(Collected data entries)
━━━━━━━━━━

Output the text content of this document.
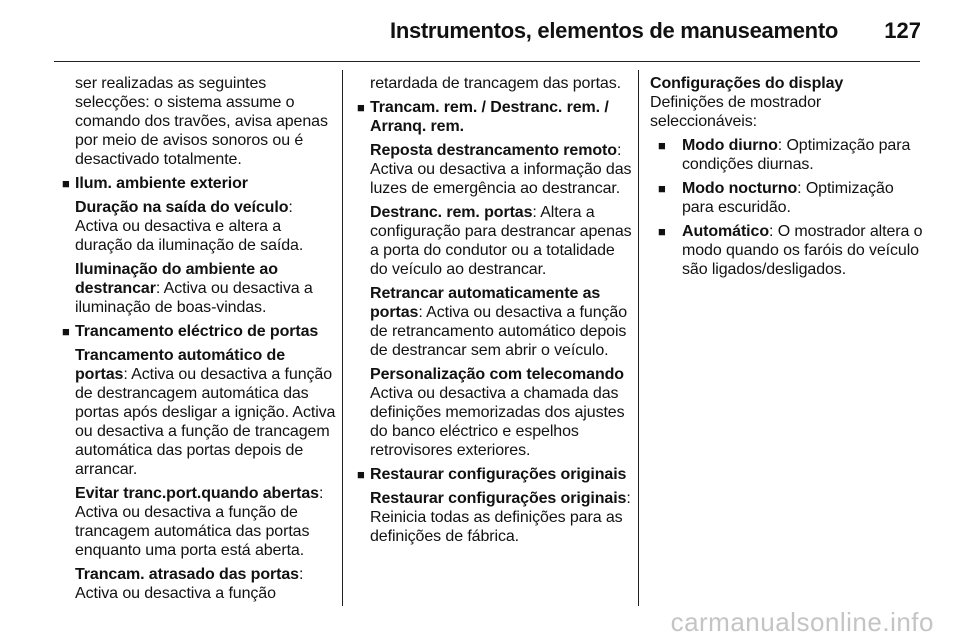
Instrumentos, elementos de manuseamento 127

ser realizadas as seguintes selecções: o sistema assume o comando dos travões, avisa apenas por meio de avisos sonoros ou é desactivado totalmente.

■ Ilum. ambiente exterior

Duração na saída do veículo: Activa ou desactiva e altera a duração da iluminação de saída.

Iluminação do ambiente ao destrancar: Activa ou desactiva a iluminação de boas-vindas.

■ Trancamento eléctrico de portas

Trancamento automático de portas: Activa ou desactiva a função de destrancagem automática das portas após desligar a ignição. Activa ou desactiva a função de trancagem automática das portas depois de arrancar.

Evitar tranc.port.quando abertas: Activa ou desactiva a função de trancagem automática das portas enquanto uma porta está aberta.

Trancam. atrasado das portas: Activa ou desactiva a função

retardada de trancagem das portas.

■ Trancam. rem. / Destranc. rem. / Arranq. rem.

Reposta destrancamento remoto: Activa ou desactiva a informação das luzes de emergência ao destrancar.

Destranc. rem. portas: Altera a configuração para destrancar apenas a porta do condutor ou a totalidade do veículo ao destrancar.

Retrancar automaticamente as portas: Activa ou desactiva a função de retrancamento automático depois de destrancar sem abrir o veículo.

Personalização com telecomando
Activa ou desactiva a chamada das definições memorizadas dos ajustes do banco eléctrico e espelhos retrovisores exteriores.

■ Restaurar configurações originais

Restaurar configurações originais: Reinicia todas as definições para as definições de fábrica.

Configurações do display

Definições de mostrador seleccionáveis:

■ Modo diurno: Optimização para condições diurnas.

■ Modo nocturno: Optimização para escuridão.

■ Automático: O mostrador altera o modo quando os faróis do veículo são ligados/desligados.

carmanualsonline.info
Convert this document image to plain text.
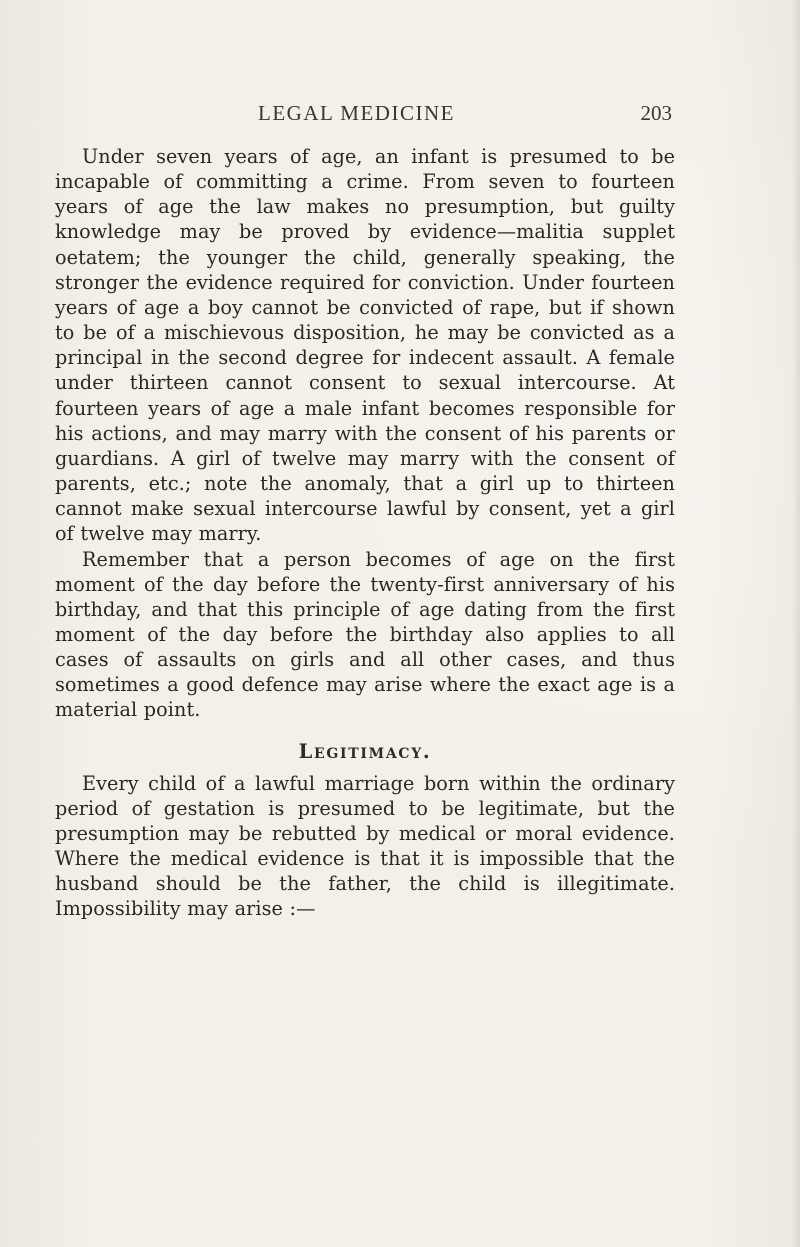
LEGAL MEDICINE	203

Under seven years of age, an infant is presumed to be incapable of committing a crime. From seven to fourteen years of age the law makes no presumption, but guilty knowledge may be proved by evidence—malitia supplet oetatem; the younger the child, generally speaking, the stronger the evidence required for conviction. Under fourteen years of age a boy cannot be convicted of rape, but if shown to be of a mischievous disposition, he may be convicted as a principal in the second degree for indecent assault. A female under thirteen cannot consent to sexual intercourse. At fourteen years of age a male infant becomes responsible for his actions, and may marry with the consent of his parents or guardians. A girl of twelve may marry with the consent of parents, etc.; note the anomaly, that a girl up to thirteen cannot make sexual intercourse lawful by consent, yet a girl of twelve may marry.

Remember that a person becomes of age on the first moment of the day before the twenty-first anniversary of his birthday, and that this principle of age dating from the first moment of the day before the birthday also applies to all cases of assaults on girls and all other cases, and thus sometimes a good defence may arise where the exact age is a material point.

Legitimacy.

Every child of a lawful marriage born within the ordinary period of gestation is presumed to be legitimate, but the presumption may be rebutted by medical or moral evidence. Where the medical evidence is that it is impossible that the husband should be the father, the child is illegitimate. Impossibility may arise :—
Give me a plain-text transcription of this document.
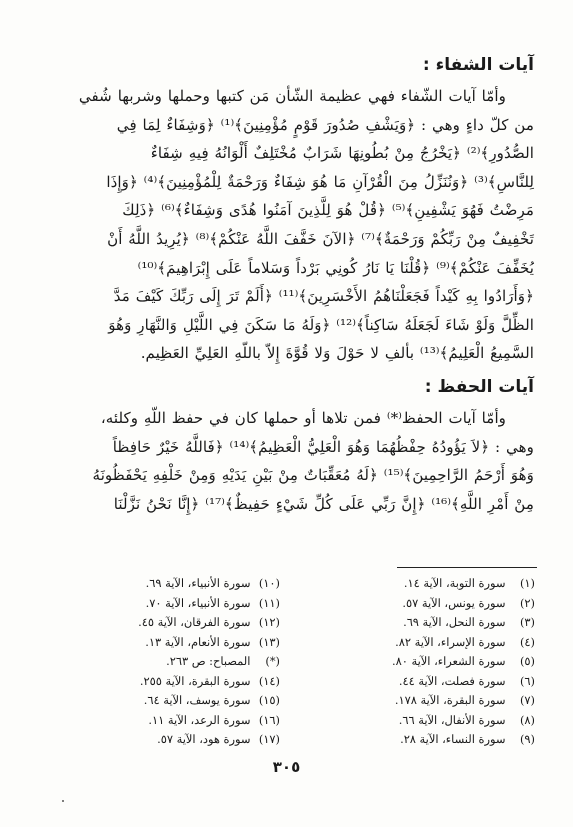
آيات الشفاء :
وأمّا آيات الشّفاء فهي عظيمة الشّأن مَن كتبها وحملها وشربها شُفي
من كلّ داءٍ وهي : ﴿وَيَشْفِ صُدُورَ قَوْمٍ مُؤْمِنِينَ﴾⁽¹⁾ ﴿وَشِفَاءٌ لِمَا فِي
الصُّدُورِ﴾⁽²⁾ ﴿يَخْرُجُ مِنْ بُطُونِهَا شَرَابٌ مُخْتَلِفٌ أَلْوَانُهُ فِيهِ شِفَاءٌ
لِلنَّاسِ﴾⁽³⁾ ﴿وَنُنَزِّلُ مِنَ الْقُرْآنِ مَا هُوَ شِفَاءٌ وَرَحْمَةٌ لِلْمُؤْمِنِينَ﴾⁽⁴⁾ ﴿وَإِذَا
مَرِضْتُ فَهُوَ يَشْفِينِ﴾⁽⁵⁾ ﴿قُلْ هُوَ لِلَّذِينَ آمَنُوا هُدًى وَشِفَاءٌ﴾⁽⁶⁾ ﴿ذَلِكَ
تَخْفِيفٌ مِنْ رَبِّكُمْ وَرَحْمَةٌ﴾⁽⁷⁾ ﴿الآنَ خَفَّفَ اللَّهُ عَنْكُمْ﴾⁽⁸⁾ ﴿يُرِيدُ اللَّهُ أَنْ
يُخَفِّفَ عَنْكُمْ﴾⁽⁹⁾ ﴿قُلْنَا يَا نَارُ كُونِي بَرْداً وَسَلاماً عَلَى إِبْرَاهِيمَ﴾⁽¹⁰⁾
﴿وَأَرَادُوا بِهِ كَيْداً فَجَعَلْنَاهُمُ الأَخْسَرِينَ﴾⁽¹¹⁾ ﴿أَلَمْ تَرَ إِلَى رَبِّكَ كَيْفَ مَدَّ
الظِّلَّ وَلَوْ شَاءَ لَجَعَلَهُ سَاكِناً﴾⁽¹²⁾ ﴿وَلَهُ مَا سَكَنَ فِي اللَّيْلِ وَالنَّهَارِ وَهُوَ
السَّمِيعُ الْعَلِيمُ﴾⁽¹³⁾ بألفِ لا حَوْلَ وَلا قُوَّةَ إِلاّ باللّهِ العَلِيِّ العَظِيم.
آيات الحفظ :
وأمّا آيات الحفظ⁽*⁾ فمن تلاها أو حملها كان في حفظ اللّهِ وكلئه،
وهي : ﴿لاَ يَؤُودُهُ حِفْظُهُمَا وَهُوَ الْعَلِيُّ الْعَظِيمُ﴾⁽¹⁴⁾ ﴿فَاللَّهُ خَيْرٌ حَافِظاً
وَهُوَ أَرْحَمُ الرَّاحِمِينَ﴾⁽¹⁵⁾ ﴿لَهُ مُعَقِّبَاتٌ مِنْ بَيْنِ يَدَيْهِ وَمِنْ خَلْفِهِ يَحْفَظُونَهُ
مِنْ أَمْرِ اللَّهِ﴾⁽¹⁶⁾ ﴿إِنَّ رَبِّي عَلَى كُلِّ شَيْءٍ حَفِيظٌ﴾⁽¹⁷⁾ ﴿إِنَّا نَحْنُ نَزَّلْنَا
(١) سورة التوبة، الآية ١٤.
(٢) سورة يونس، الآية ٥٧.
(٣) سورة النحل، الآية ٦٩.
(٤) سورة الإسراء، الآية ٨٢.
(٥) سورة الشعراء، الآية ٨٠.
(٦) سورة فصلت، الآية ٤٤.
(٧) سورة البقرة، الآية ١٧٨.
(٨) سورة الأنفال، الآية ٦٦.
(٩) سورة النساء، الآية ٢٨.
(١٠) سورة الأنبياء، الآية ٦٩.
(١١) سورة الأنبياء، الآية ٧٠.
(١٢) سورة الفرقان، الآية ٤٥.
(١٣) سورة الأنعام، الآية ١٣.
(*) المصباح: ص ٢٦٣.
(١٤) سورة البقرة، الآية ٢٥٥.
(١٥) سورة يوسف، الآية ٦٤.
(١٦) سورة الرعد، الآية ١١.
(١٧) سورة هود، الآية ٥٧.
٣٠٥
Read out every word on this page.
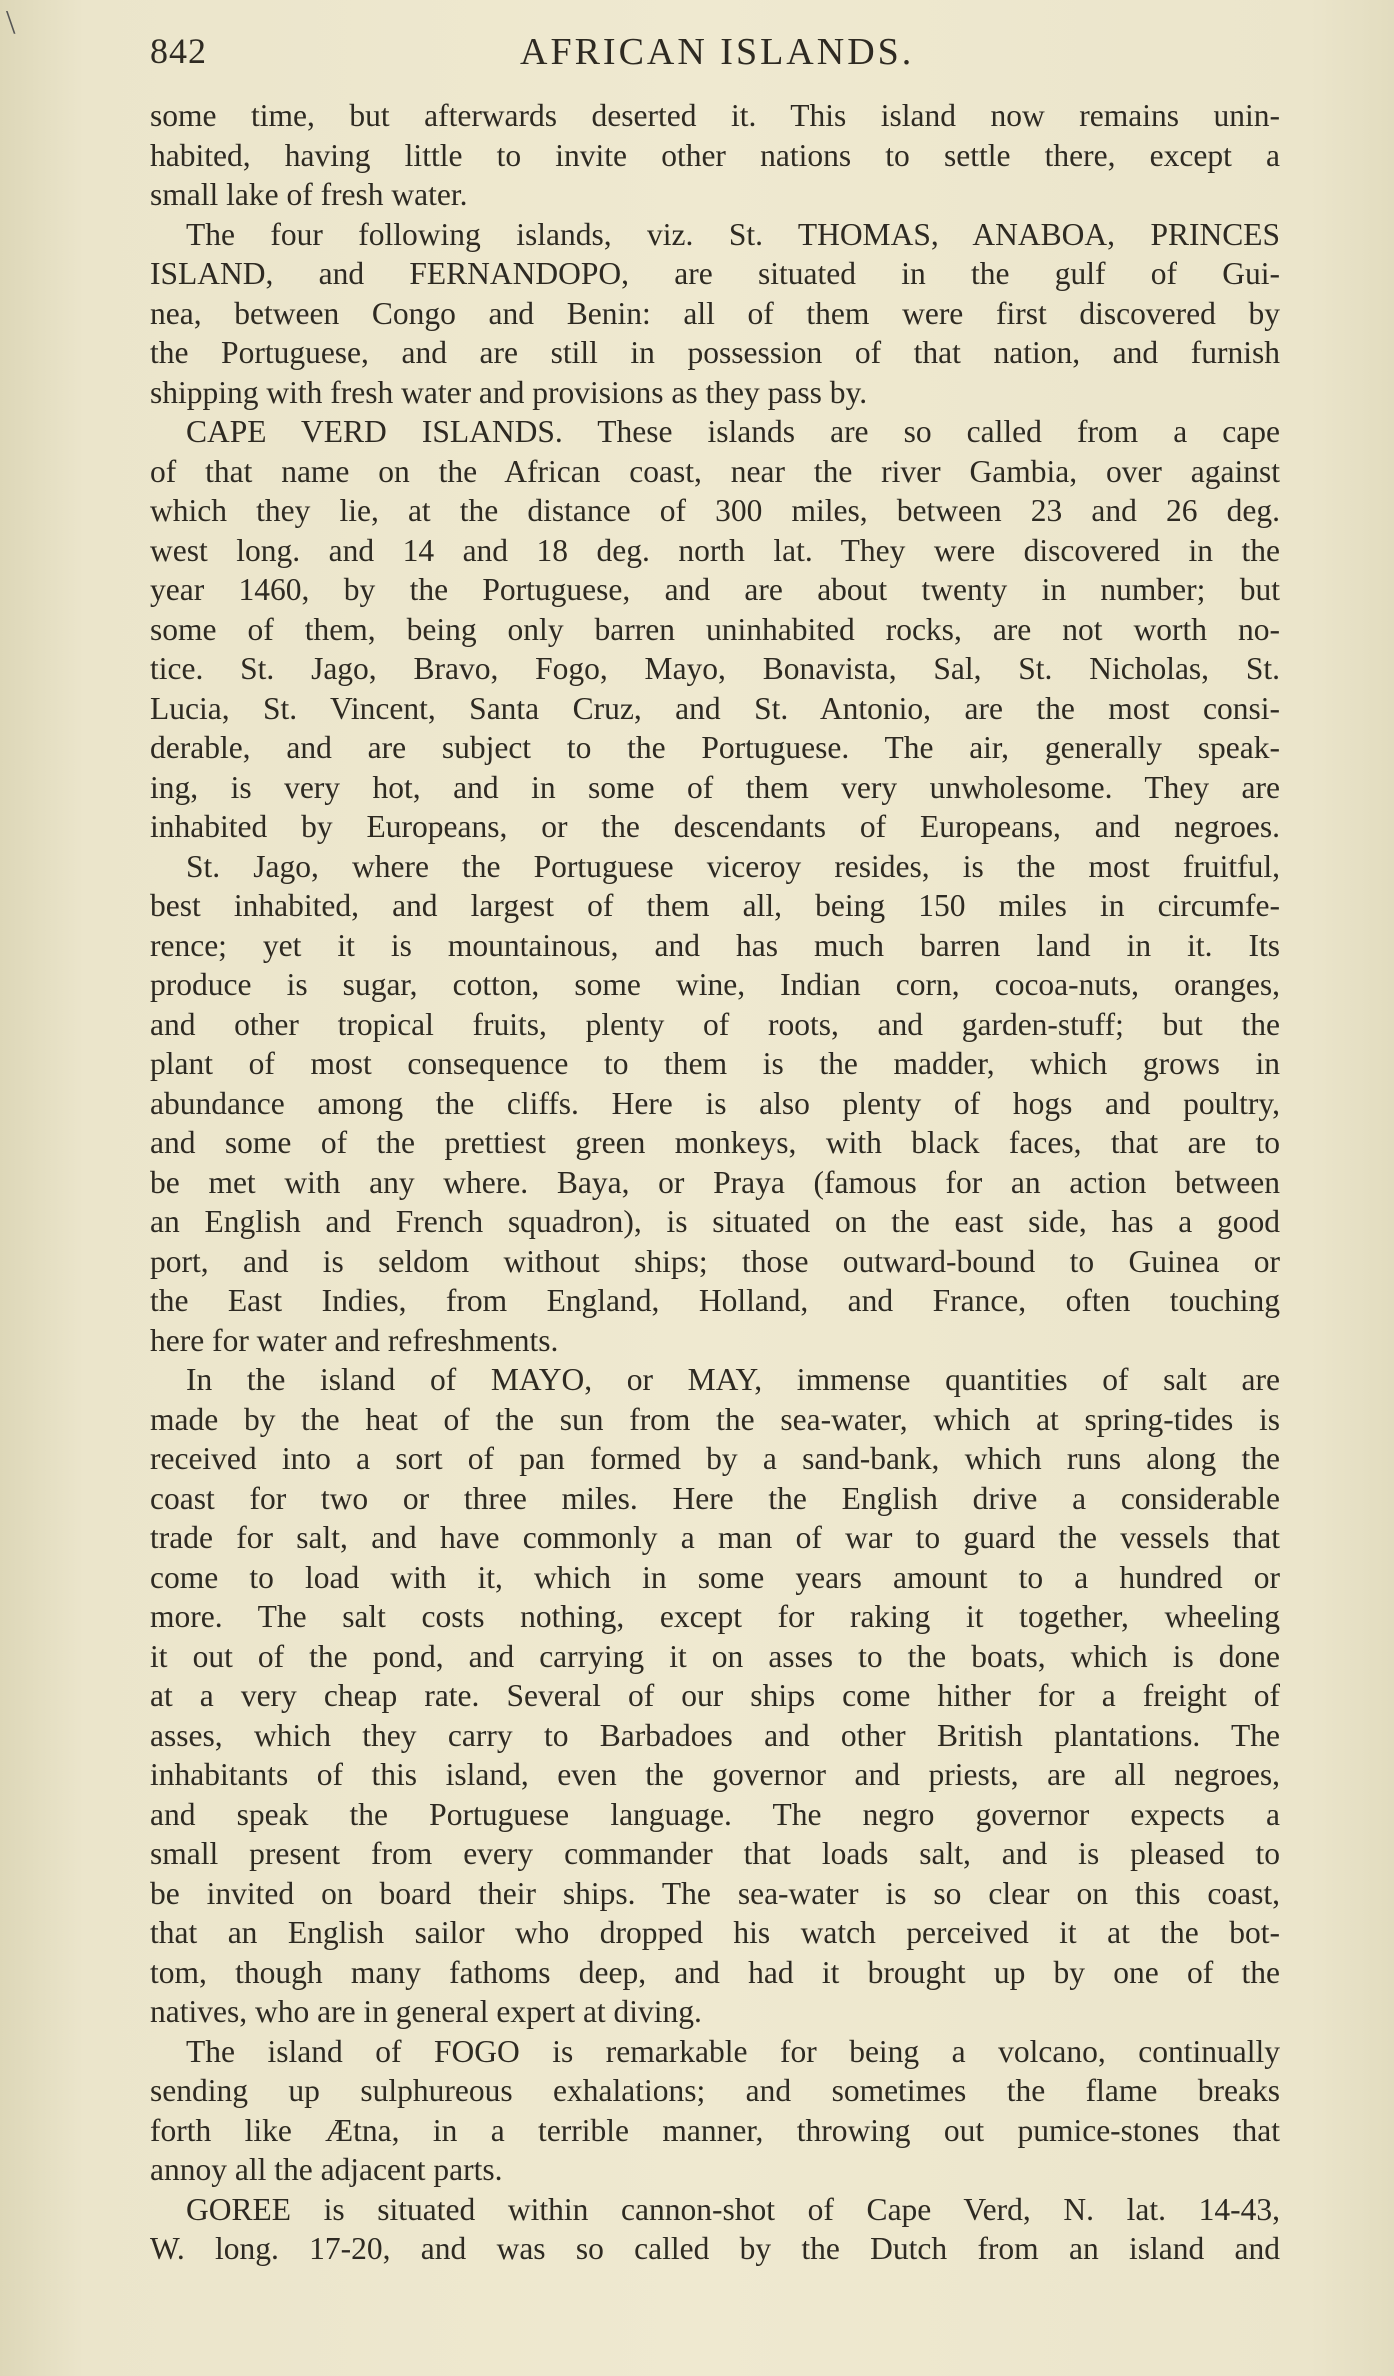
\
842	AFRICAN ISLANDS.
some time, but afterwards deserted it. This island now remains unin-
habited, having little to invite other nations to settle there, except a
small lake of fresh water.
The four following islands, viz. St. THOMAS, ANABOA, PRINCES
ISLAND, and FERNANDOPO, are situated in the gulf of Gui-
nea, between Congo and Benin: all of them were first discovered by
the Portuguese, and are still in possession of that nation, and furnish
shipping with fresh water and provisions as they pass by.
CAPE VERD ISLANDS. These islands are so called from a cape
of that name on the African coast, near the river Gambia, over against
which they lie, at the distance of 300 miles, between 23 and 26 deg.
west long. and 14 and 18 deg. north lat. They were discovered in the
year 1460, by the Portuguese, and are about twenty in number; but
some of them, being only barren uninhabited rocks, are not worth no-
tice. St. Jago, Bravo, Fogo, Mayo, Bonavista, Sal, St. Nicholas, St.
Lucia, St. Vincent, Santa Cruz, and St. Antonio, are the most consi-
derable, and are subject to the Portuguese. The air, generally speak-
ing, is very hot, and in some of them very unwholesome. They are
inhabited by Europeans, or the descendants of Europeans, and negroes.
St. Jago, where the Portuguese viceroy resides, is the most fruitful,
best inhabited, and largest of them all, being 150 miles in circumfe-
rence; yet it is mountainous, and has much barren land in it. Its
produce is sugar, cotton, some wine, Indian corn, cocoa-nuts, oranges,
and other tropical fruits, plenty of roots, and garden-stuff; but the
plant of most consequence to them is the madder, which grows in
abundance among the cliffs. Here is also plenty of hogs and poultry,
and some of the prettiest green monkeys, with black faces, that are to
be met with any where. Baya, or Praya (famous for an action between
an English and French squadron), is situated on the east side, has a good
port, and is seldom without ships; those outward-bound to Guinea or
the East Indies, from England, Holland, and France, often touching
here for water and refreshments.
In the island of MAYO, or MAY, immense quantities of salt are
made by the heat of the sun from the sea-water, which at spring-tides is
received into a sort of pan formed by a sand-bank, which runs along the
coast for two or three miles. Here the English drive a considerable
trade for salt, and have commonly a man of war to guard the vessels that
come to load with it, which in some years amount to a hundred or
more. The salt costs nothing, except for raking it together, wheeling
it out of the pond, and carrying it on asses to the boats, which is done
at a very cheap rate. Several of our ships come hither for a freight of
asses, which they carry to Barbadoes and other British plantations. The
inhabitants of this island, even the governor and priests, are all negroes,
and speak the Portuguese language. The negro governor expects a
small present from every commander that loads salt, and is pleased to
be invited on board their ships. The sea-water is so clear on this coast,
that an English sailor who dropped his watch perceived it at the bot-
tom, though many fathoms deep, and had it brought up by one of the
natives, who are in general expert at diving.
The island of FOGO is remarkable for being a volcano, continually
sending up sulphureous exhalations; and sometimes the flame breaks
forth like Ætna, in a terrible manner, throwing out pumice-stones that
annoy all the adjacent parts.
GOREE is situated within cannon-shot of Cape Verd, N. lat. 14-43,
W. long. 17-20, and was so called by the Dutch from an island and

━━━━━━━━━━

### Required work
Where a line contains "salt", copy that line.

### Exercise output
In the island of MAYO, or MAY, immense quantities of salt are
trade for salt, and have commonly a man of war to guard the vessels that
more. The salt costs nothing, except for raking it together, wheeling
small present from every commander that loads salt, and is pleased to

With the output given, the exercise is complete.